_WHAT NEEDS TO BE DONE_: The abstract below, on Native American experiences of impostor phenomenon in STEM, reports aspects of impostor phenomenon that interviews linked to participants' minoritized identity. List every one of these aspects.

A cultural impostor? Native American experiences of impostor phenomenon in STEM

Devasmita Chakraverty

CBE- Life Sciences Education

Using a framework of colonization in science, technology, engineering, and mathematics (STEM), this U.S.-based study examined how seven Native American PhD students/postdoctoral scholars experienced impostor phenomenon. Participants were identified/contacted at a national conference on minorities in STEM through purposeful sampling. Surveys computed impostor phenomenon scores on a validated scale, while interviews documented how identity and culture contributed to impostor phenomenon in academia. Using a phenomenological approach, interviews were analyzed inductively using a constant comparative method. Surveys scores indicated high to intense impostor phenomenon. Interviews with the same participants further identified the following aspects of impostor phenomenon in relation to their minoritized identity: cultural differences and lack of understanding of Indigenous culture, lack of critical mass and fear of standing out, academic environment, family background and upbringing, and looks and diversity status. Developing a diverse and culturally competent STEM workforce requires a deeper understanding of what deters Native American individuals from pursuing a STEM career. They have the lowest college enrollment and retention rates compared with any race in the United States and could be vulnerable to racial bias and discrimination. Understanding impostor phenomenon through culturally relevant experiences would be crucial to broaden participation in STEM careers.

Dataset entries
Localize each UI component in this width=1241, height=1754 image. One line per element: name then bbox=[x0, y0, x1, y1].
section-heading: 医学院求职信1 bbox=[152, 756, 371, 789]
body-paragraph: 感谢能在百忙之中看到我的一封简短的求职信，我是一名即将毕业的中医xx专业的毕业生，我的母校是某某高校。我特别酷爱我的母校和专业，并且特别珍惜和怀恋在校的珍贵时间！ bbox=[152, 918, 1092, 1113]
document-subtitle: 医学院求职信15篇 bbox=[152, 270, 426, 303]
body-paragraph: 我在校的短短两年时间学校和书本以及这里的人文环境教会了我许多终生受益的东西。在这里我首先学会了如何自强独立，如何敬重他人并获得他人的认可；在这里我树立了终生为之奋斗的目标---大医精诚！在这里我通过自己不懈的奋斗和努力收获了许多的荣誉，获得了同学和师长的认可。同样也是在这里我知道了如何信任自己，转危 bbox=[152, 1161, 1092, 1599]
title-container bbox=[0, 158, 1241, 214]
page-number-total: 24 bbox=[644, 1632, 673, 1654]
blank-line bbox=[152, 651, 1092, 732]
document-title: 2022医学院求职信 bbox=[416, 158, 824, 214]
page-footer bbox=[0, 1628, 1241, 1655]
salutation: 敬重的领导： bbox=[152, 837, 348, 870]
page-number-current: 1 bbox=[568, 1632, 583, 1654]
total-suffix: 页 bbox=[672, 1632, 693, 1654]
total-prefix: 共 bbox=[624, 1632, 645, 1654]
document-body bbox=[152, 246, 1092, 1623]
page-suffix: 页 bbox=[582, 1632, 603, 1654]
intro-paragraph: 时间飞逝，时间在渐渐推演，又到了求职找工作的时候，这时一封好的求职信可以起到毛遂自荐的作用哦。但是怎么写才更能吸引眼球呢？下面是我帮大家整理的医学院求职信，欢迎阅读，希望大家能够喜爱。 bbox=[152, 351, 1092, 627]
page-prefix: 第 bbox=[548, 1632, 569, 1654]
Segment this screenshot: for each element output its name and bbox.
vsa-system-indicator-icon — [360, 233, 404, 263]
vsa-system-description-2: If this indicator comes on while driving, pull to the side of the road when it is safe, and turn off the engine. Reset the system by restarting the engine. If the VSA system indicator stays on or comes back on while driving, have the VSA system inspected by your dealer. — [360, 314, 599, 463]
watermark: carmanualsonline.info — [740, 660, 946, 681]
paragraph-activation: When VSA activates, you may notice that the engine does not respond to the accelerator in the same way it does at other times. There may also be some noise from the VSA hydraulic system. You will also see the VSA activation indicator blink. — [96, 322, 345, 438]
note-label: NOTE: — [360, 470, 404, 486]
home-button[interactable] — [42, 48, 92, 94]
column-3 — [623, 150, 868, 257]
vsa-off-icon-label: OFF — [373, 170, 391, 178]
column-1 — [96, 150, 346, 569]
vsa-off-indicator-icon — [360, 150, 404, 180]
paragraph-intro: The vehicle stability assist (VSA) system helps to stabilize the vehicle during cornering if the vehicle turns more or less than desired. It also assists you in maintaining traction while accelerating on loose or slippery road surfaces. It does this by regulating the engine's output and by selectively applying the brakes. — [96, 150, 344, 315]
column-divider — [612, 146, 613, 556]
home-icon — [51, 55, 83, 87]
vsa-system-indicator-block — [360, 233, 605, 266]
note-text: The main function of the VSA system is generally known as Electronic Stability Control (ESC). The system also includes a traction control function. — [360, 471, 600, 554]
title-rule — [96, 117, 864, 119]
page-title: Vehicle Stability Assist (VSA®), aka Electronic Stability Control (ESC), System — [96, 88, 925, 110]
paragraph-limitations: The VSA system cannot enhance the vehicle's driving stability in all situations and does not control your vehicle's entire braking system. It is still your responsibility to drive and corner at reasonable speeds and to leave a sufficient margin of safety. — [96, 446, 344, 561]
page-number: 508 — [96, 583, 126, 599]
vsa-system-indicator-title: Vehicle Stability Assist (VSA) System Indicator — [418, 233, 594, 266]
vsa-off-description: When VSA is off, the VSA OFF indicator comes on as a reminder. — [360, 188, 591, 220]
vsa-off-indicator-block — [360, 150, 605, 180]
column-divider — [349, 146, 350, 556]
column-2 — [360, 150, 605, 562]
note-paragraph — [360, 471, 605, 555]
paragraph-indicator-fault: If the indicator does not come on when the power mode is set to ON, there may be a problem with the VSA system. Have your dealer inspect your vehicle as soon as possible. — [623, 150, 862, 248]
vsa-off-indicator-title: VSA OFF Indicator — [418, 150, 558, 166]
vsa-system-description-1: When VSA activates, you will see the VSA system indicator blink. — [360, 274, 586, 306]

_RESULT OF THE TASK_:
- Cultural differences and lack of understanding of Indigenous culture
- Lack of critical mass and fear of standing out
- Academic environment
- Family background and upbringing
- Looks and diversity status